## TO BE DONE
Below are records to transcribe exactly, without their pictures.

— START LISTING —

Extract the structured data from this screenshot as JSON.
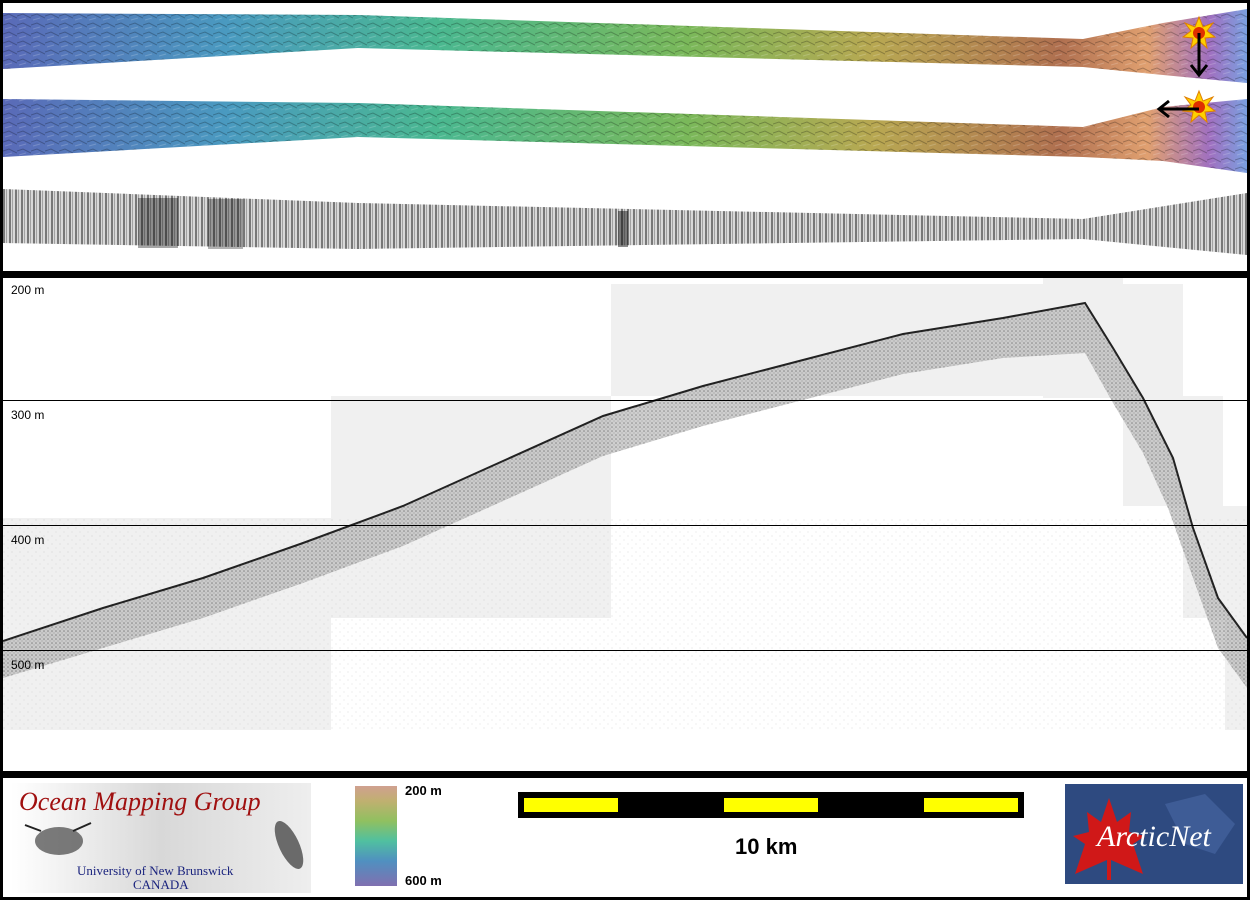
{
  "profile": {
    "depth_labels": [
      "200 m",
      "300 m",
      "400 m",
      "500 m"
    ]
  },
  "footer": {
    "omg_logo": {
      "title": "Ocean Mapping Group",
      "line1": "University of New Brunswick",
      "line2": "CANADA"
    },
    "depth_legend": {
      "top": "200 m",
      "bottom": "600 m"
    },
    "scale_bar": {
      "label": "10 km"
    },
    "arcticnet_logo": {
      "text": "ArcticNet"
    }
  },
  "colors": {
    "background": "#000000",
    "scale_fill": "#ffff00",
    "logo_red": "#a01010",
    "logo_blue": "#1a237e",
    "arctic_bg": "#2e4a80"
  },
  "icons": [
    "sun-marker-icon",
    "arrow-down-icon",
    "arrow-left-icon"
  ]
}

— END LISTING —

## FULL OUTPUT
Extract the structured data from this screenshot as JSON.
{
  "profile": {
    "depth_labels": [
      "200 m",
      "300 m",
      "400 m",
      "500 m"
    ]
  },
  "footer": {
    "omg_logo": {
      "title": "Ocean Mapping Group",
      "line1": "University of New Brunswick",
      "line2": "CANADA"
    },
    "depth_legend": {
      "top": "200 m",
      "bottom": "600 m"
    },
    "scale_bar": {
      "label": "10 km"
    },
    "arcticnet_logo": {
      "text": "ArcticNet"
    }
  },
  "colors": {
    "background": "#000000",
    "scale_fill": "#ffff00",
    "logo_red": "#a01010",
    "logo_blue": "#1a237e",
    "arctic_bg": "#2e4a80"
  },
  "icons": [
    "sun-marker-icon",
    "arrow-down-icon",
    "arrow-left-icon"
  ]
}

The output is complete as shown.